◆ **Exercise prompt**
Extract all lines from the data beneath that include the word "Name".

— begin —

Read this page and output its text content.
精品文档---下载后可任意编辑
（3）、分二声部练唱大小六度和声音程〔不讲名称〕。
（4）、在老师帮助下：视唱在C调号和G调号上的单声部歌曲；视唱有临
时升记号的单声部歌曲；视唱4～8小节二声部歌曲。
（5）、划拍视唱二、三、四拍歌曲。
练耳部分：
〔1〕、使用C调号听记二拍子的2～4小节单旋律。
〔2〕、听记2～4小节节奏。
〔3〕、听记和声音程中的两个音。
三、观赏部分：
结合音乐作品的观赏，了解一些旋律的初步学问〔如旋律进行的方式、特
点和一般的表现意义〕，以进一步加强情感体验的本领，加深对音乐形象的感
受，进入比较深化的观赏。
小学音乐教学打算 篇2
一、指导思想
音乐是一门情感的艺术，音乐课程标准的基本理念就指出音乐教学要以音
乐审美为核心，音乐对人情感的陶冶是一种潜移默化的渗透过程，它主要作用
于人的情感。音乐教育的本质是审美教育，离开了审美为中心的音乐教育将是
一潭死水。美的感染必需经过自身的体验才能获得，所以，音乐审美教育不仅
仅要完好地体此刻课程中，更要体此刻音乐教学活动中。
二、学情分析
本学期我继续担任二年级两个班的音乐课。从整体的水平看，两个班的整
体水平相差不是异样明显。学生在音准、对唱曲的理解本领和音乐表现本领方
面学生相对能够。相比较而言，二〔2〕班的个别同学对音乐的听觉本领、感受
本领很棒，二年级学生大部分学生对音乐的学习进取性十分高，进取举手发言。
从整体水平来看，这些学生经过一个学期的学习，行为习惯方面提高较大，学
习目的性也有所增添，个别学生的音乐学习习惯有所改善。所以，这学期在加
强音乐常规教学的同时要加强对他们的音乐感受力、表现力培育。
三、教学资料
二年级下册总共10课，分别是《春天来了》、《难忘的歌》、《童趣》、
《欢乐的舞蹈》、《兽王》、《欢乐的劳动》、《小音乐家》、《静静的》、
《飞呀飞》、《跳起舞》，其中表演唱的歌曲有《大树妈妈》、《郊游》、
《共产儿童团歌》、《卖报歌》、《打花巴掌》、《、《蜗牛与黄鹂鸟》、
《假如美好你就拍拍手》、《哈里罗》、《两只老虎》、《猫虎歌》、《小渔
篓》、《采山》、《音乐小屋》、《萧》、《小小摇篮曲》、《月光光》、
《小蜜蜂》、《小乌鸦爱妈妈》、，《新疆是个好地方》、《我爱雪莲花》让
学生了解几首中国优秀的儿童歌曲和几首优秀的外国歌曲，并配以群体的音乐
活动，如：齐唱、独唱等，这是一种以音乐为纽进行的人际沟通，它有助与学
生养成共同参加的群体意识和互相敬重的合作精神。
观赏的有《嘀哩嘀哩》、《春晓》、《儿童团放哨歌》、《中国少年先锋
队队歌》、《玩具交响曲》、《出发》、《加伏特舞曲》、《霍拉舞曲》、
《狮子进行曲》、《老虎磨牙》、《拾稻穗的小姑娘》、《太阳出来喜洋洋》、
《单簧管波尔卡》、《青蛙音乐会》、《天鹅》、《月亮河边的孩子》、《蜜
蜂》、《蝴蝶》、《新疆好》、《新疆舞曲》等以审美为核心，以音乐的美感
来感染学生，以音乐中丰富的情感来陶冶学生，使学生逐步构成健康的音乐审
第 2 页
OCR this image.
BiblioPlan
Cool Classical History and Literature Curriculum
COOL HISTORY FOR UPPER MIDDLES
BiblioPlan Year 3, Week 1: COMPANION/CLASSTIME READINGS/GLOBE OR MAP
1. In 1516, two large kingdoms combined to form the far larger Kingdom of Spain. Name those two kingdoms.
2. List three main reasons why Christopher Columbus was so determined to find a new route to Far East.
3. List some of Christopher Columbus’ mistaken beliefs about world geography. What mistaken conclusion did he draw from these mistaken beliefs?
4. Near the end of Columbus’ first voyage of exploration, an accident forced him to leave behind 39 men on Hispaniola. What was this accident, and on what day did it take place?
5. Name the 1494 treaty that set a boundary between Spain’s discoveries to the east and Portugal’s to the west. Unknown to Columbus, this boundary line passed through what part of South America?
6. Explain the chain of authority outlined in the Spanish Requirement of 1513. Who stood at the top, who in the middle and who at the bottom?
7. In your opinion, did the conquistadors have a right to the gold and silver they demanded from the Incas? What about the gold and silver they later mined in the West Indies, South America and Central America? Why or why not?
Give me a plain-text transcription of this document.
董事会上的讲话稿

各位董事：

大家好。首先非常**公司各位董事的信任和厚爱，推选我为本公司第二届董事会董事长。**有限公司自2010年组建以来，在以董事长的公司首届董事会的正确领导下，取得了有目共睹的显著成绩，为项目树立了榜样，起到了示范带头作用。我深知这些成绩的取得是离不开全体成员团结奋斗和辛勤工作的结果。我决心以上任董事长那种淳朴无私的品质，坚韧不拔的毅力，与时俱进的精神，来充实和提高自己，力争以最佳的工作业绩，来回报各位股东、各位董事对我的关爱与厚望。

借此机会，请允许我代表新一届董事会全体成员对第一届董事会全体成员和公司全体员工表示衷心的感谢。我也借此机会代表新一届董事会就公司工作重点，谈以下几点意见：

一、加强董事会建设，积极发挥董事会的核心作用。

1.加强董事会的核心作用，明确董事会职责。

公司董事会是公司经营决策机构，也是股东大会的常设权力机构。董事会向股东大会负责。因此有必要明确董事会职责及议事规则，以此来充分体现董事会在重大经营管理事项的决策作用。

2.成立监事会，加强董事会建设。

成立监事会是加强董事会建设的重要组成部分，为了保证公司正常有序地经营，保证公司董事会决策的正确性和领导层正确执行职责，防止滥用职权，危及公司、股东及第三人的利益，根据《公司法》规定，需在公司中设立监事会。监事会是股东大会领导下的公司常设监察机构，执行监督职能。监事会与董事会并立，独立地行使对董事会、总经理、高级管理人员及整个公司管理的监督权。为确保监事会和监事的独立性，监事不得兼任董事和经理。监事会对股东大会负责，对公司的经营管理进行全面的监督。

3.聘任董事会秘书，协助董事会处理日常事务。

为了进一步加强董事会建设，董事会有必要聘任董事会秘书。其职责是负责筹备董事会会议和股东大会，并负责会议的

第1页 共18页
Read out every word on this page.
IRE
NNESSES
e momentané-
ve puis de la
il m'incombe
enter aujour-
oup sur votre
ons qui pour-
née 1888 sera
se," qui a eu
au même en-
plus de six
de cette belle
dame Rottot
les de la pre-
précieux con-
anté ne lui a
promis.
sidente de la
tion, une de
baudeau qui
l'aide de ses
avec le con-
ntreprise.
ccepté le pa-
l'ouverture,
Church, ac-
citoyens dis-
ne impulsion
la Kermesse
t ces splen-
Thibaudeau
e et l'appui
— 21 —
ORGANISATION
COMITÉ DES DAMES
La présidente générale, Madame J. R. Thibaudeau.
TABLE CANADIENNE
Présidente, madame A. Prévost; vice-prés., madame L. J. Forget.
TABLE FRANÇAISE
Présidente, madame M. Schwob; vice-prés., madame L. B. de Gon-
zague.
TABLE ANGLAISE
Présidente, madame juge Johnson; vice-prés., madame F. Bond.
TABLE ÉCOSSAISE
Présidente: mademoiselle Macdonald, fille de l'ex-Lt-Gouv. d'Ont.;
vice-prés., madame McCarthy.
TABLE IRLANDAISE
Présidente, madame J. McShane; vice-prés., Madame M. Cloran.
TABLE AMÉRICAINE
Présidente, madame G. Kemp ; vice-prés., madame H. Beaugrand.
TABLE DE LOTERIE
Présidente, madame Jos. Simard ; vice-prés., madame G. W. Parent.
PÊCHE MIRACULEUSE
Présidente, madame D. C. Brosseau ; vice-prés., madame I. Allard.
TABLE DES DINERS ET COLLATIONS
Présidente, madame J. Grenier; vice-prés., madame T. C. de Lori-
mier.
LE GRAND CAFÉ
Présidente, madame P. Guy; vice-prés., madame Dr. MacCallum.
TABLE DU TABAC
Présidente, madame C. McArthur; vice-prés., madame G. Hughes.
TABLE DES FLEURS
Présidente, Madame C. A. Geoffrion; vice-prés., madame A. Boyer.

— end —

◆ **In response**
1. In 1516, two large kingdoms combined to form the far larger Kingdom of Spain. Name those two kingdoms.
5. Name the 1494 treaty that set a boundary between Spain’s discoveries to the east and Portugal’s to the west. Unknown to Columbus, this boundary line passed through what part of South America?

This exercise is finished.